The exercise -
Render the following material again verbatim, leaving nothing out.

Items from a dataset

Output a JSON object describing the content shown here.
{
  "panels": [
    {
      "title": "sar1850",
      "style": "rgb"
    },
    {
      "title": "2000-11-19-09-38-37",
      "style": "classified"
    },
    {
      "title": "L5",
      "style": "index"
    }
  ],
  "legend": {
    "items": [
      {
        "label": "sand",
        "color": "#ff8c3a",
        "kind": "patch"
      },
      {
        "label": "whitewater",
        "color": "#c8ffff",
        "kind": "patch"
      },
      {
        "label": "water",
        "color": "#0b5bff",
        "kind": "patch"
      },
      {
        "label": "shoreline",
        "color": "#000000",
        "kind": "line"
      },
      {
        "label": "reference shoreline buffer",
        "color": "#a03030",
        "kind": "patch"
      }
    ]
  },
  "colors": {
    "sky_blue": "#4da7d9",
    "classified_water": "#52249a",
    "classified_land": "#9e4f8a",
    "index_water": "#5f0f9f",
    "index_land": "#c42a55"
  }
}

Answer to this task -
Output a JSON object describing the content shown here.
{
  "panels": [
    {
      "title": "sar1850",
      "style": "rgb"
    },
    {
      "title": "2000-11-19-09-38-37",
      "style": "classified"
    },
    {
      "title": "L5",
      "style": "index"
    }
  ],
  "legend": {
    "items": [
      {
        "label": "sand",
        "color": "#ff8c3a",
        "kind": "patch"
      },
      {
        "label": "whitewater",
        "color": "#c8ffff",
        "kind": "patch"
      },
      {
        "label": "water",
        "color": "#0b5bff",
        "kind": "patch"
      },
      {
        "label": "shoreline",
        "color": "#000000",
        "kind": "line"
      },
      {
        "label": "reference shoreline buffer",
        "color": "#a03030",
        "kind": "patch"
      }
    ]
  },
  "colors": {
    "sky_blue": "#4da7d9",
    "classified_water": "#52249a",
    "classified_land": "#9e4f8a",
    "index_water": "#5f0f9f",
    "index_land": "#c42a55"
  }
}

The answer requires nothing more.